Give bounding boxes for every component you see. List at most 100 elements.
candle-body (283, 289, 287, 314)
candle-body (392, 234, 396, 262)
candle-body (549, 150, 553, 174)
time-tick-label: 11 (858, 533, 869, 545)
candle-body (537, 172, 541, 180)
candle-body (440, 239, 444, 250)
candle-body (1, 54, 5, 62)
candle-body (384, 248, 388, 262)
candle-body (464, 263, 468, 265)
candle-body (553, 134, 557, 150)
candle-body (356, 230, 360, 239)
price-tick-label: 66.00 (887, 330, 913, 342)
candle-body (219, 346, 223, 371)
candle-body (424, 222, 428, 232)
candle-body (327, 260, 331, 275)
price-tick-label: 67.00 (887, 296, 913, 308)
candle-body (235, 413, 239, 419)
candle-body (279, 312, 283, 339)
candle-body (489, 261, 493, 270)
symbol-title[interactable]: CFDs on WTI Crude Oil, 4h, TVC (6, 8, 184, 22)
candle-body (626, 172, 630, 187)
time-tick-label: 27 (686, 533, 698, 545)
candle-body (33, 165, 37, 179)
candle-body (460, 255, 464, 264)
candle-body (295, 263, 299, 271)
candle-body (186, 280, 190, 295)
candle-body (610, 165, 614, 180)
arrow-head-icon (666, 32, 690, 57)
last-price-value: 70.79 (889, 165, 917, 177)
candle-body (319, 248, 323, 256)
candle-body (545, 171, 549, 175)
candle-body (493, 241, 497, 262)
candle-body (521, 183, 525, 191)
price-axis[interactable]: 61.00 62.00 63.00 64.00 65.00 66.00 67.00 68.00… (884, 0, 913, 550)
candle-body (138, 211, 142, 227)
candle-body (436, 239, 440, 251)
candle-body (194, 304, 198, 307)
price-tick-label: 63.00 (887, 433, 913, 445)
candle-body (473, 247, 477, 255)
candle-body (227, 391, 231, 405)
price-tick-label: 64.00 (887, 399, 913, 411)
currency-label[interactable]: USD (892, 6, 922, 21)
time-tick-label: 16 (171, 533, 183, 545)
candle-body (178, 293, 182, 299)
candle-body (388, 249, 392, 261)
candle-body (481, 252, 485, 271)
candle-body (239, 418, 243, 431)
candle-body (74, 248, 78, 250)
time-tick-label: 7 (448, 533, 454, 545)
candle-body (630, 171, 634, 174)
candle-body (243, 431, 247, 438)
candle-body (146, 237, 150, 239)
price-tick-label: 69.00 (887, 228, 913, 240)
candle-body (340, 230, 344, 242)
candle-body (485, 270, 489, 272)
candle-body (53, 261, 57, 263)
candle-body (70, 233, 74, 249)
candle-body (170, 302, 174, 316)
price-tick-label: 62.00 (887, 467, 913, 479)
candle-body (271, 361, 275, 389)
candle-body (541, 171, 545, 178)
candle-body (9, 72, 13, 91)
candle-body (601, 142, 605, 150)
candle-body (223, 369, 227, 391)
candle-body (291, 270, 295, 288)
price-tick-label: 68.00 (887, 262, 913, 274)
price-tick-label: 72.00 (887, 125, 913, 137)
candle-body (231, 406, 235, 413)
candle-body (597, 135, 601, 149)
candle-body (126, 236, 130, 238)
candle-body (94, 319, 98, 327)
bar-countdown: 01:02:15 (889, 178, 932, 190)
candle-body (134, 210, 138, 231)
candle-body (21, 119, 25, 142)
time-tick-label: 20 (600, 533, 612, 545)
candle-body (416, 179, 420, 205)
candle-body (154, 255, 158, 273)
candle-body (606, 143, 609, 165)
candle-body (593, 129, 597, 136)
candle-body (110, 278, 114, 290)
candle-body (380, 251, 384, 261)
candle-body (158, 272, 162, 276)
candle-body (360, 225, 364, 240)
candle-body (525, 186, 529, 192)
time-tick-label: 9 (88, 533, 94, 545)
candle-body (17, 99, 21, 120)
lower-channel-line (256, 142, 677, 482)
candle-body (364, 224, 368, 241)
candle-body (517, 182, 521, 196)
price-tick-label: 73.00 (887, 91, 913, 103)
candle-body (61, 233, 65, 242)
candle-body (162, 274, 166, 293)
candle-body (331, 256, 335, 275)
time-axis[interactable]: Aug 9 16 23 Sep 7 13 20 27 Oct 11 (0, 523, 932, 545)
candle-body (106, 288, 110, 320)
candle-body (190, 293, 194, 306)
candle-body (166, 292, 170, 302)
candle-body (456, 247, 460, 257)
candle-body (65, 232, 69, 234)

## Exercise requirements
Copy every line from the start of the records down to the line containing "last-price-value: 70.79 (889, 165, 917, 177)", both included.

## Expected answer
Give bounding boxes for every component you see. List at most 100 elements.
candle-body (283, 289, 287, 314)
candle-body (392, 234, 396, 262)
candle-body (549, 150, 553, 174)
time-tick-label: 11 (858, 533, 869, 545)
candle-body (537, 172, 541, 180)
candle-body (440, 239, 444, 250)
candle-body (1, 54, 5, 62)
candle-body (384, 248, 388, 262)
candle-body (464, 263, 468, 265)
candle-body (553, 134, 557, 150)
candle-body (356, 230, 360, 239)
price-tick-label: 66.00 (887, 330, 913, 342)
candle-body (219, 346, 223, 371)
candle-body (424, 222, 428, 232)
candle-body (327, 260, 331, 275)
price-tick-label: 67.00 (887, 296, 913, 308)
candle-body (235, 413, 239, 419)
candle-body (279, 312, 283, 339)
candle-body (489, 261, 493, 270)
symbol-title[interactable]: CFDs on WTI Crude Oil, 4h, TVC (6, 8, 184, 22)
candle-body (626, 172, 630, 187)
time-tick-label: 27 (686, 533, 698, 545)
candle-body (33, 165, 37, 179)
candle-body (460, 255, 464, 264)
candle-body (295, 263, 299, 271)
candle-body (186, 280, 190, 295)
candle-body (610, 165, 614, 180)
arrow-head-icon (666, 32, 690, 57)
last-price-value: 70.79 (889, 165, 917, 177)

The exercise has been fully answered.